> WHAT TO DO: Select the lines of the records containing the word "προθεσμίας" and list them.

________

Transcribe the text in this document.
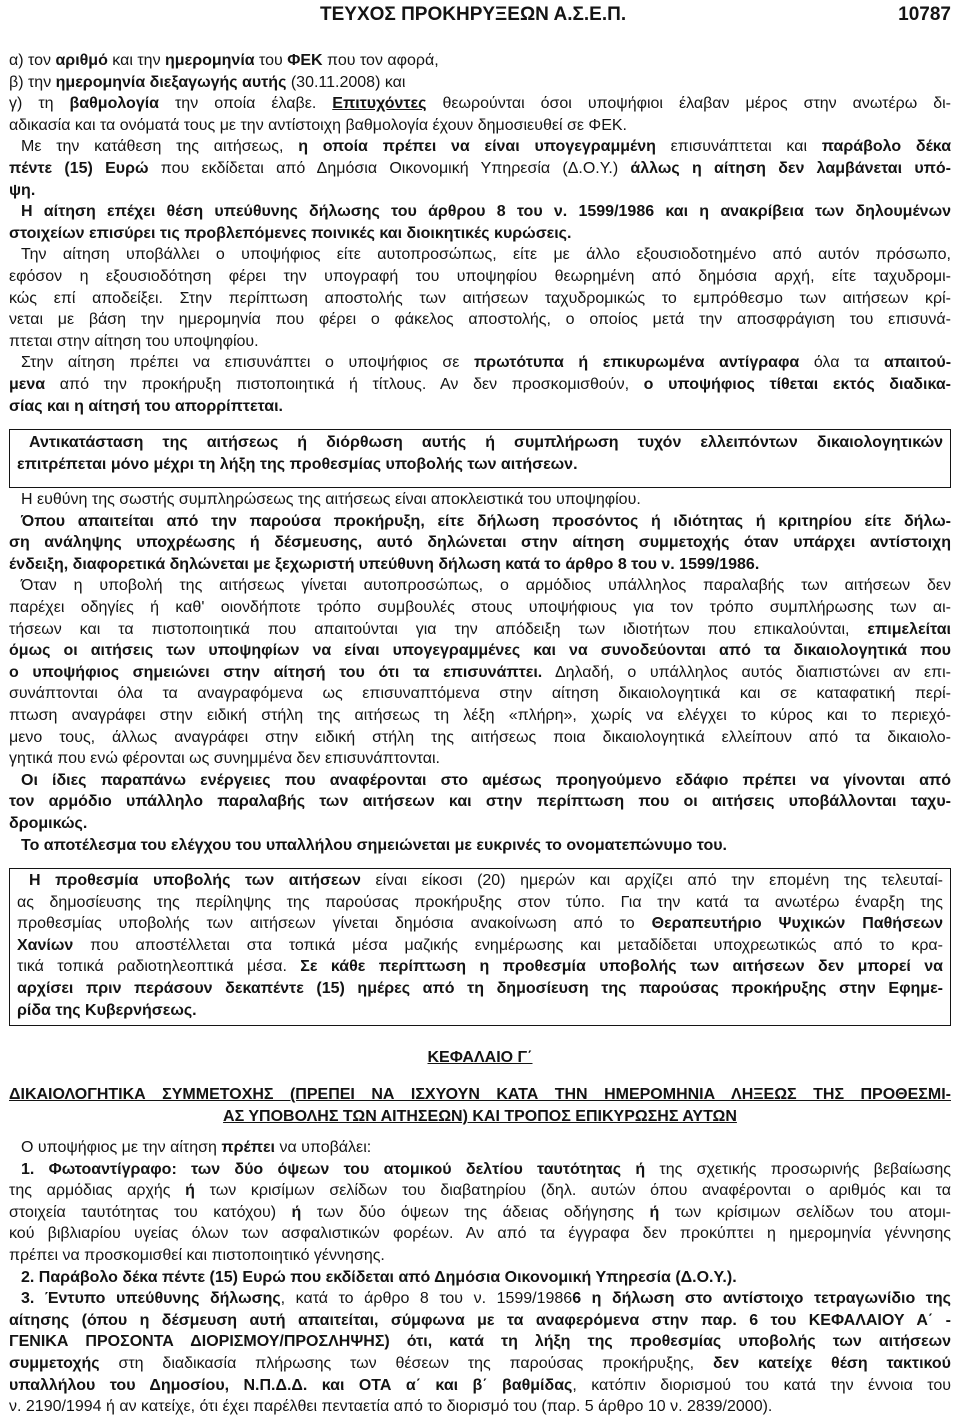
ΤΕΥΧΟΣ ΠΡΟΚΗΡΥΞΕΩΝ Α.Σ.Ε.Π.	10787
α) τον αριθμό και την ημερομηνία του ΦΕΚ που τον αφορά,
β) την ημερομηνία διεξαγωγής αυτής (30.11.2008) και
γ) τη βαθμολογία την οποία έλαβε. Επιτυχόντες θεωρούνται όσοι υποψήφιοι έλαβαν μέρος στην ανωτέρω δι-
αδικασία και τα ονόματά τους με την αντίστοιχη βαθμολογία έχουν δημοσιευθεί σε ΦΕΚ.
Με την κατάθεση της αιτήσεως, η οποία πρέπει να είναι υπογεγραμμένη επισυνάπτεται και παράβολο δέκα
πέντε (15) Ευρώ που εκδίδεται από Δημόσια Οικονομική Υπηρεσία (Δ.Ο.Υ.) άλλως η αίτηση δεν λαμβάνεται υπό-
ψη.
Η αίτηση επέχει θέση υπεύθυνης δήλωσης του άρθρου 8 του ν. 1599/1986 και η ανακρίβεια των δηλουμένων
στοιχείων επισύρει τις προβλεπόμενες ποινικές και διοικητικές κυρώσεις.
Την αίτηση υποβάλλει ο υποψήφιος είτε αυτοπροσώπως, είτε με άλλο εξουσιοδοτημένο από αυτόν πρόσωπο,
εφόσον η εξουσιοδότηση φέρει την υπογραφή του υποψηφίου θεωρημένη από δημόσια αρχή, είτε ταχυδρομι-
κώς επί αποδείξει. Στην περίπτωση αποστολής των αιτήσεων ταχυδρομικώς το εμπρόθεσμο των αιτήσεων κρί-
νεται με βάση την ημερομηνία που φέρει ο φάκελος αποστολής, ο οποίος μετά την αποσφράγιση του επισυνά-
πτεται στην αίτηση του υποψηφίου.
Στην αίτηση πρέπει να επισυνάπτει ο υποψήφιος σε πρωτότυπα ή επικυρωμένα αντίγραφα όλα τα απαιτού-
μενα από την προκήρυξη πιστοποιητικά ή τίτλους. Αν δεν προσκομισθούν, ο υποψήφιος τίθεται εκτός διαδικα-
σίας και η αίτησή του απορρίπτεται.
Αντικατάσταση της αιτήσεως ή διόρθωση αυτής ή συμπλήρωση τυχόν ελλειπόντων δικαιολογητικών
επιτρέπεται μόνο μέχρι τη λήξη της προθεσμίας υποβολής των αιτήσεων.
Η ευθύνη της σωστής συμπληρώσεως της αιτήσεως είναι αποκλειστικά του υποψηφίου.
Όπου απαιτείται από την παρούσα προκήρυξη, είτε δήλωση προσόντος ή ιδιότητας ή κριτηρίου είτε δήλω-
ση ανάληψης υποχρέωσης ή δέσμευσης, αυτό δηλώνεται στην αίτηση συμμετοχής όταν υπάρχει αντίστοιχη
ένδειξη, διαφορετικά δηλώνεται με ξεχωριστή υπεύθυνη δήλωση κατά το άρθρο 8 του ν. 1599/1986.
Όταν η υποβολή της αιτήσεως γίνεται αυτοπροσώπως, ο αρμόδιος υπάλληλος παραλαβής των αιτήσεων δεν
παρέχει οδηγίες ή καθ' οιονδήποτε τρόπο συμβουλές στους υποψήφιους για τον τρόπο συμπλήρωσης των αι-
τήσεων και τα πιστοποιητικά που απαιτούνται για την απόδειξη των ιδιοτήτων που επικαλούνται, επιμελείται
όμως οι αιτήσεις των υποψηφίων να είναι υπογεγραμμένες και να συνοδεύονται από τα δικαιολογητικά που
ο υποψήφιος σημειώνει στην αίτησή του ότι τα επισυνάπτει. Δηλαδή, ο υπάλληλος αυτός διαπιστώνει αν επι-
συνάπτονται όλα τα αναγραφόμενα ως επισυναπτόμενα στην αίτηση δικαιολογητικά και σε καταφατική περί-
πτωση αναγράφει στην ειδική στήλη της αιτήσεως τη λέξη «πλήρη», χωρίς να ελέγχει το κύρος και το περιεχό-
μενο τους, άλλως αναγράφει στην ειδική στήλη της αιτήσεως ποια δικαιολογητικά ελλείπουν από τα δικαιολο-
γητικά που ενώ φέρονται ως συνημμένα δεν επισυνάπτονται.
Οι ίδιες παραπάνω ενέργειες που αναφέρονται στο αμέσως προηγούμενο εδάφιο πρέπει να γίνονται από
τον αρμόδιο υπάλληλο παραλαβής των αιτήσεων και στην περίπτωση που οι αιτήσεις υποβάλλονται ταχυ-
δρομικώς.
Το αποτέλεσμα του ελέγχου του υπαλλήλου σημειώνεται με ευκρινές το ονοματεπώνυμο του.
Η προθεσμία υποβολής των αιτήσεων είναι είκοσι (20) ημερών και αρχίζει από την επομένη της τελευταί-
ας δημοσίευσης της περίληψης της παρούσας προκήρυξης στον τύπο. Για την κατά τα ανωτέρω έναρξη της
προθεσμίας υποβολής των αιτήσεων γίνεται δημόσια ανακοίνωση από το Θεραπευτήριο Ψυχικών Παθήσεων
Χανίων που αποστέλλεται στα τοπικά μέσα μαζικής ενημέρωσης και μεταδίδεται υποχρεωτικώς από το κρα-
τικά τοπικά ραδιοτηλεοπτικά μέσα. Σε κάθε περίπτωση η προθεσμία υποβολής των αιτήσεων δεν μπορεί να
αρχίσει πριν περάσουν δεκαπέντε (15) ημέρες από τη δημοσίευση της παρούσας προκήρυξης στην Εφημε-
ρίδα της Κυβερνήσεως.
ΚΕΦΑΛΑΙΟ Γ΄
ΔΙΚΑΙΟΛΟΓΗΤΙΚΑ ΣΥΜΜΕΤΟΧΗΣ (ΠΡΕΠΕΙ ΝΑ ΙΣΧΥΟΥΝ ΚΑΤΑ ΤΗΝ ΗΜΕΡΟΜΗΝΙΑ ΛΗΞΕΩΣ ΤΗΣ ΠΡΟΘΕΣΜΙ-
ΑΣ ΥΠΟΒΟΛΗΣ ΤΩΝ ΑΙΤΗΣΕΩΝ) ΚΑΙ ΤΡΟΠΟΣ ΕΠΙΚΥΡΩΣΗΣ ΑΥΤΩΝ
Ο υποψήφιος με την αίτηση πρέπει να υποβάλει:
1. Φωτοαντίγραφο: των δύο όψεων του ατομικού δελτίου ταυτότητας ή της σχετικής προσωρινής βεβαίωσης
της αρμόδιας αρχής ή των κρισίμων σελίδων του διαβατηρίου (δηλ. αυτών όπου αναφέρονται ο αριθμός και τα
στοιχεία ταυτότητας του κατόχου) ή των δύο όψεων της άδειας οδήγησης ή των κρίσιμων σελίδων του ατομι-
κού βιβλιαρίου υγείας όλων των ασφαλιστικών φορέων. Αν από τα έγγραφα δεν προκύπτει η ημερομηνία γέννησης
πρέπει να προσκομισθεί και πιστοποιητικό γέννησης.
2. Παράβολο δέκα πέντε (15) Ευρώ που εκδίδεται από Δημόσια Οικονομική Υπηρεσία (Δ.Ο.Υ.).
3. Έντυπο υπεύθυνης δήλωσης, κατά το άρθρο 8 του ν. 1599/19866 η δήλωση στο αντίστοιχο τετραγωνίδιο της
αίτησης (όπου η δέσμευση αυτή απαιτείται, σύμφωνα με τα αναφερόμενα στην παρ. 6 του ΚΕΦΑΛΑΙΟΥ Α΄ -
ΓΕΝΙΚΑ ΠΡΟΣΟΝΤΑ ΔΙΟΡΙΣΜΟΥ/ΠΡΟΣΛΗΨΗΣ) ότι, κατά τη λήξη της προθεσμίας υποβολής των αιτήσεων
συμμετοχής στη διαδικασία πλήρωσης των θέσεων της παρούσας προκήρυξης, δεν κατείχε θέση τακτικού
υπαλλήλου του Δημοσίου, Ν.Π.Δ.Δ. και ΟΤΑ α΄ και β΄ βαθμίδας, κατόπιν διορισμού του κατά την έννοια του
ν. 2190/1994 ή αν κατείχε, ότι έχει παρέλθει πενταετία από το διορισμό του (παρ. 5 άρθρο 10 ν. 2839/2000).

________

> RIGHT ANSWER:
επιτρέπεται μόνο μέχρι τη λήξη της προθεσμίας υποβολής των αιτήσεων.
προθεσμίας υποβολής των αιτήσεων γίνεται δημόσια ανακοίνωση από το Θεραπευτήριο Ψυχικών Παθήσεων
ΓΕΝΙΚΑ ΠΡΟΣΟΝΤΑ ΔΙΟΡΙΣΜΟΥ/ΠΡΟΣΛΗΨΗΣ) ότι, κατά τη λήξη της προθεσμίας υποβολής των αιτήσεων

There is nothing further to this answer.